### YOUR TASK
Write the entries out again exactly as they stand, but without the pictures.
########################################
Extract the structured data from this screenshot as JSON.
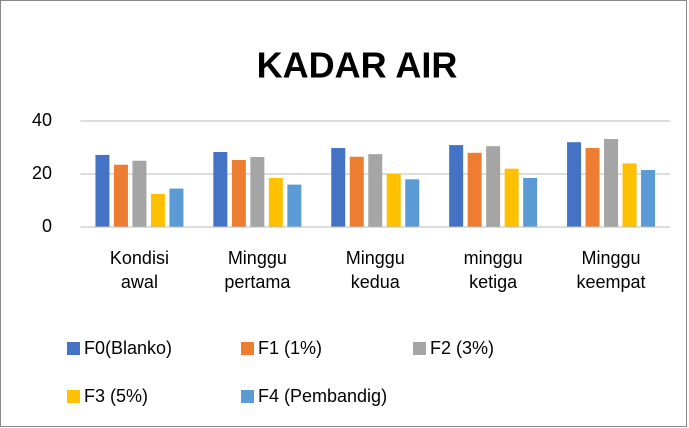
{
  "chart_data": {
    "type": "bar",
    "title": "KADAR AIR",
    "categories": [
      "Kondisi awal",
      "Minggu pertama",
      "Minggu kedua",
      "minggu ketiga",
      "Minggu keempat"
    ],
    "series": [
      {
        "name": "F0(Blanko)",
        "color": "#4472c4",
        "values": [
          27.2,
          28.3,
          29.8,
          30.9,
          32
        ]
      },
      {
        "name": "F1 (1%)",
        "color": "#ed7d31",
        "values": [
          23.5,
          25.3,
          26.5,
          28,
          29.8
        ]
      },
      {
        "name": "F2 (3%)",
        "color": "#a5a5a5",
        "values": [
          25,
          26.4,
          27.5,
          30.5,
          33.2
        ]
      },
      {
        "name": "F3 (5%)",
        "color": "#ffc000",
        "values": [
          12.5,
          18.5,
          20,
          22,
          24
        ]
      },
      {
        "name": "F4 (Pembandig)",
        "color": "#5b9bd5",
        "values": [
          14.5,
          16,
          18,
          18.5,
          21.5
        ]
      }
    ],
    "ylim": [
      0,
      40
    ],
    "yticks": [
      0,
      20,
      40
    ],
    "grid": true,
    "legend": "bottom"
  }
}
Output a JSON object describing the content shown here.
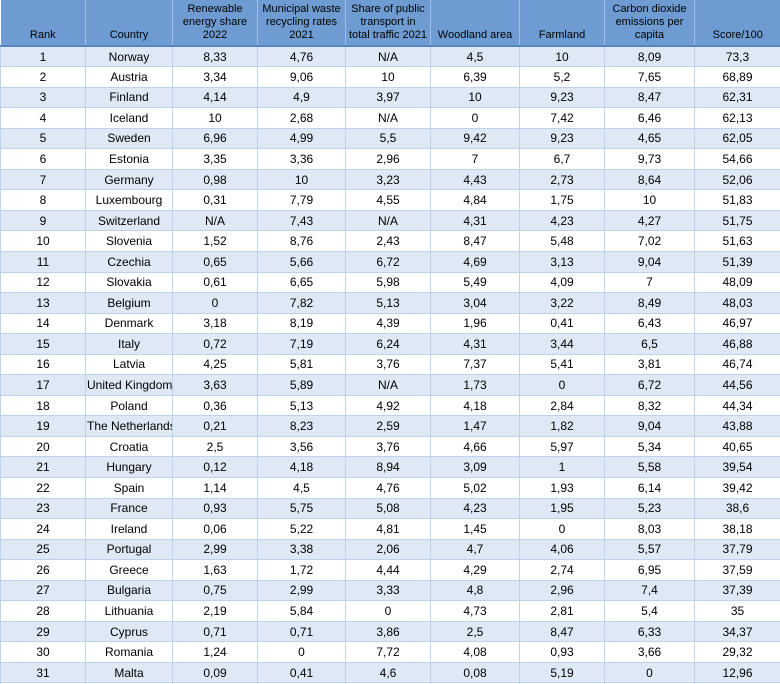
########################################
### FULL RESPONSE
Extract the structured data from this screenshot as JSON.
{
  "chart_data": {
    "type": "bar",
    "title": "KADAR AIR",
    "categories": [
      "Kondisi awal",
      "Minggu pertama",
      "Minggu kedua",
      "minggu ketiga",
      "Minggu keempat"
    ],
    "series": [
      {
        "name": "F0(Blanko)",
        "color": "#4472c4",
        "values": [
          27.2,
          28.3,
          29.8,
          30.9,
          32
        ]
      },
      {
        "name": "F1 (1%)",
        "color": "#ed7d31",
        "values": [
          23.5,
          25.3,
          26.5,
          28,
          29.8
        ]
      },
      {
        "name": "F2 (3%)",
        "color": "#a5a5a5",
        "values": [
          25,
          26.4,
          27.5,
          30.5,
          33.2
        ]
      },
      {
        "name": "F3 (5%)",
        "color": "#ffc000",
        "values": [
          12.5,
          18.5,
          20,
          22,
          24
        ]
      },
      {
        "name": "F4 (Pembandig)",
        "color": "#5b9bd5",
        "values": [
          14.5,
          16,
          18,
          18.5,
          21.5
        ]
      }
    ],
    "ylim": [
      0,
      40
    ],
    "yticks": [
      0,
      20,
      40
    ],
    "grid": true,
    "legend": "bottom"
  }
}
Output a JSON object describing the content shown here.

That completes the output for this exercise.